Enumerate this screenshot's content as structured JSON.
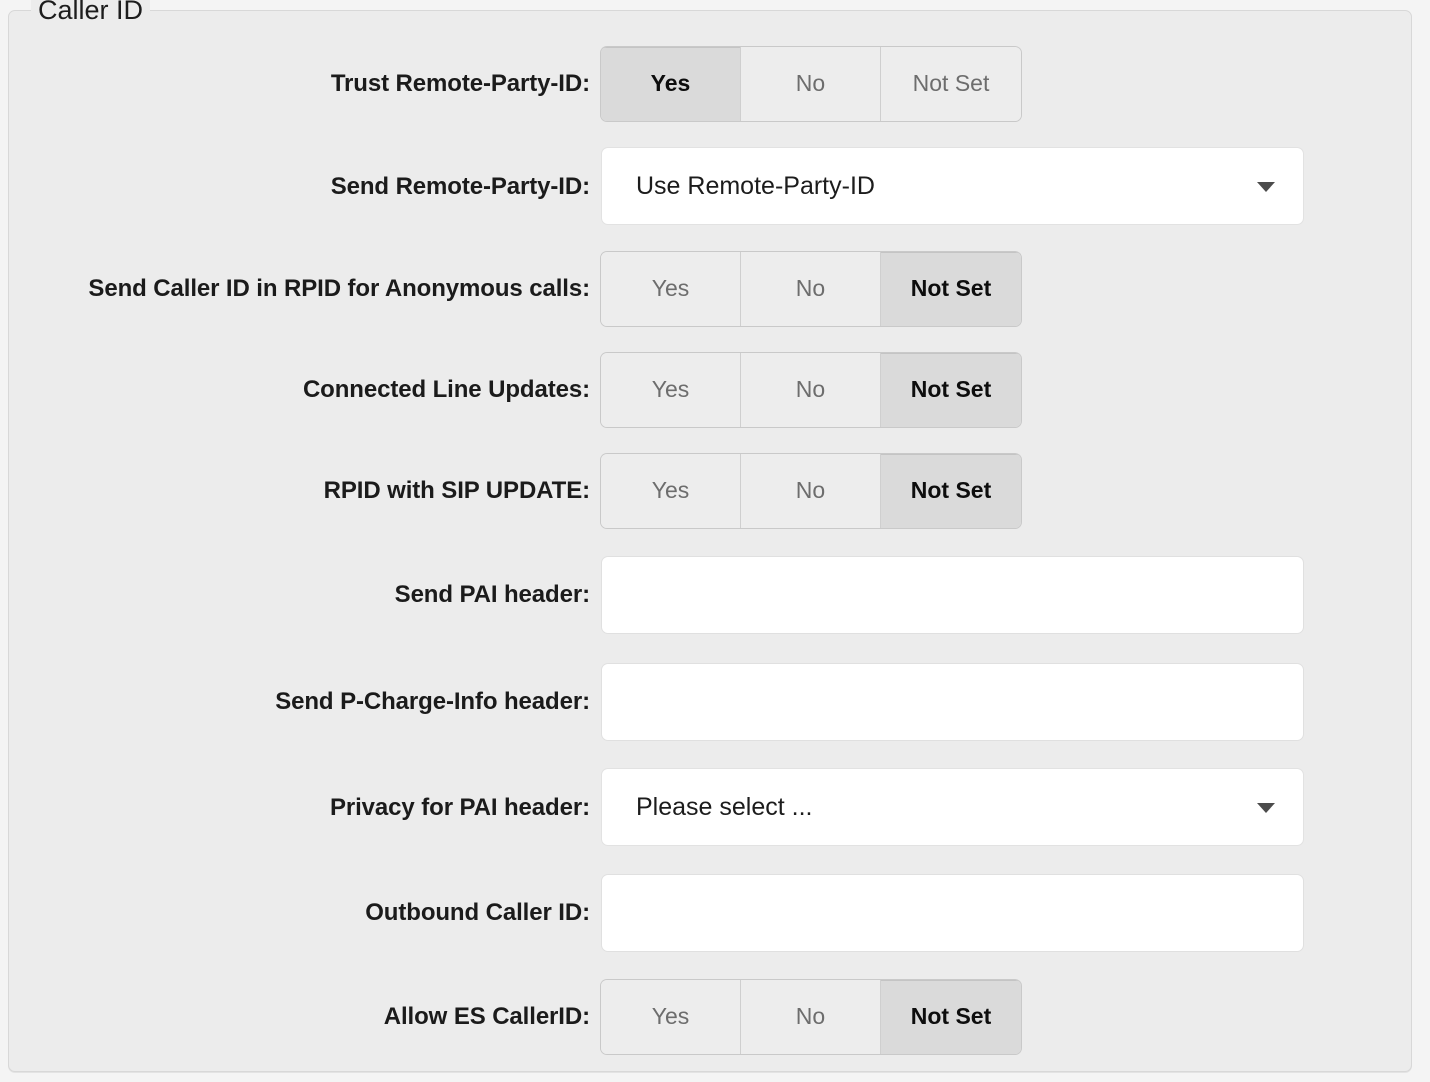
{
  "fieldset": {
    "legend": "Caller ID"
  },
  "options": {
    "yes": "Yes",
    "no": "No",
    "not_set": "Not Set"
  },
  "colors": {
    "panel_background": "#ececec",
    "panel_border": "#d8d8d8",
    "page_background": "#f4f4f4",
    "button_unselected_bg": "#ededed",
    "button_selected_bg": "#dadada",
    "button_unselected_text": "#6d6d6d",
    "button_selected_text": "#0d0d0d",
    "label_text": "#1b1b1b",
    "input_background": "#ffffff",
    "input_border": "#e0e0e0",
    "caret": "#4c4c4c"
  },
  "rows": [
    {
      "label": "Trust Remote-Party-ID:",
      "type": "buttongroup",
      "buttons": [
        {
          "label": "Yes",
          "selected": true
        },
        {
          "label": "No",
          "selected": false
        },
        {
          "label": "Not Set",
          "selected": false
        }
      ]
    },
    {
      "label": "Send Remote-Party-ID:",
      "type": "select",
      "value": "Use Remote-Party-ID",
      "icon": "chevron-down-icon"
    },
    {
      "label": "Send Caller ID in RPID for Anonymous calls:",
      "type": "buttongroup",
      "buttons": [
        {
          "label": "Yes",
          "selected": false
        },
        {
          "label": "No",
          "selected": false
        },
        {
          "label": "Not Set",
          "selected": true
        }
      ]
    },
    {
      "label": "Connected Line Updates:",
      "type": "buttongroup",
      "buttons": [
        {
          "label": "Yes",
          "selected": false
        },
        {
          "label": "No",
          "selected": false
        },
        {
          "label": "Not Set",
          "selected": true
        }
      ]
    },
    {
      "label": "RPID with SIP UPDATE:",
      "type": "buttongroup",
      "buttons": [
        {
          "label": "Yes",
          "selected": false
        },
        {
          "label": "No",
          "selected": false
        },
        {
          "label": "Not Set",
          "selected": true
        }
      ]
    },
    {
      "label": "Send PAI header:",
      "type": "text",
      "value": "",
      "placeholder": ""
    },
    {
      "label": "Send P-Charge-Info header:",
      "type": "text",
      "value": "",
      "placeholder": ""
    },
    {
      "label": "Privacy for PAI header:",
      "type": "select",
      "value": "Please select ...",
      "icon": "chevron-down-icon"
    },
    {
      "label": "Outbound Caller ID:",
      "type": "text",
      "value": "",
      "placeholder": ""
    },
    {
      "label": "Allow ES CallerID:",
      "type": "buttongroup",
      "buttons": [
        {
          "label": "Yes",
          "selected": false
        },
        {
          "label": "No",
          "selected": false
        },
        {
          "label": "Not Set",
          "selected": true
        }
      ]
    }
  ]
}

Exercise instructions: Using the material above, set down every line exactly, but skip the pictures.

Solution to this task:
Enumerate this screenshot's content as structured JSON.
{
  "fieldset": {
    "legend": "Caller ID"
  },
  "options": {
    "yes": "Yes",
    "no": "No",
    "not_set": "Not Set"
  },
  "colors": {
    "panel_background": "#ececec",
    "panel_border": "#d8d8d8",
    "page_background": "#f4f4f4",
    "button_unselected_bg": "#ededed",
    "button_selected_bg": "#dadada",
    "button_unselected_text": "#6d6d6d",
    "button_selected_text": "#0d0d0d",
    "label_text": "#1b1b1b",
    "input_background": "#ffffff",
    "input_border": "#e0e0e0",
    "caret": "#4c4c4c"
  },
  "rows": [
    {
      "label": "Trust Remote-Party-ID:",
      "type": "buttongroup",
      "buttons": [
        {
          "label": "Yes",
          "selected": true
        },
        {
          "label": "No",
          "selected": false
        },
        {
          "label": "Not Set",
          "selected": false
        }
      ]
    },
    {
      "label": "Send Remote-Party-ID:",
      "type": "select",
      "value": "Use Remote-Party-ID",
      "icon": "chevron-down-icon"
    },
    {
      "label": "Send Caller ID in RPID for Anonymous calls:",
      "type": "buttongroup",
      "buttons": [
        {
          "label": "Yes",
          "selected": false
        },
        {
          "label": "No",
          "selected": false
        },
        {
          "label": "Not Set",
          "selected": true
        }
      ]
    },
    {
      "label": "Connected Line Updates:",
      "type": "buttongroup",
      "buttons": [
        {
          "label": "Yes",
          "selected": false
        },
        {
          "label": "No",
          "selected": false
        },
        {
          "label": "Not Set",
          "selected": true
        }
      ]
    },
    {
      "label": "RPID with SIP UPDATE:",
      "type": "buttongroup",
      "buttons": [
        {
          "label": "Yes",
          "selected": false
        },
        {
          "label": "No",
          "selected": false
        },
        {
          "label": "Not Set",
          "selected": true
        }
      ]
    },
    {
      "label": "Send PAI header:",
      "type": "text",
      "value": "",
      "placeholder": ""
    },
    {
      "label": "Send P-Charge-Info header:",
      "type": "text",
      "value": "",
      "placeholder": ""
    },
    {
      "label": "Privacy for PAI header:",
      "type": "select",
      "value": "Please select ...",
      "icon": "chevron-down-icon"
    },
    {
      "label": "Outbound Caller ID:",
      "type": "text",
      "value": "",
      "placeholder": ""
    },
    {
      "label": "Allow ES CallerID:",
      "type": "buttongroup",
      "buttons": [
        {
          "label": "Yes",
          "selected": false
        },
        {
          "label": "No",
          "selected": false
        },
        {
          "label": "Not Set",
          "selected": true
        }
      ]
    }
  ]
}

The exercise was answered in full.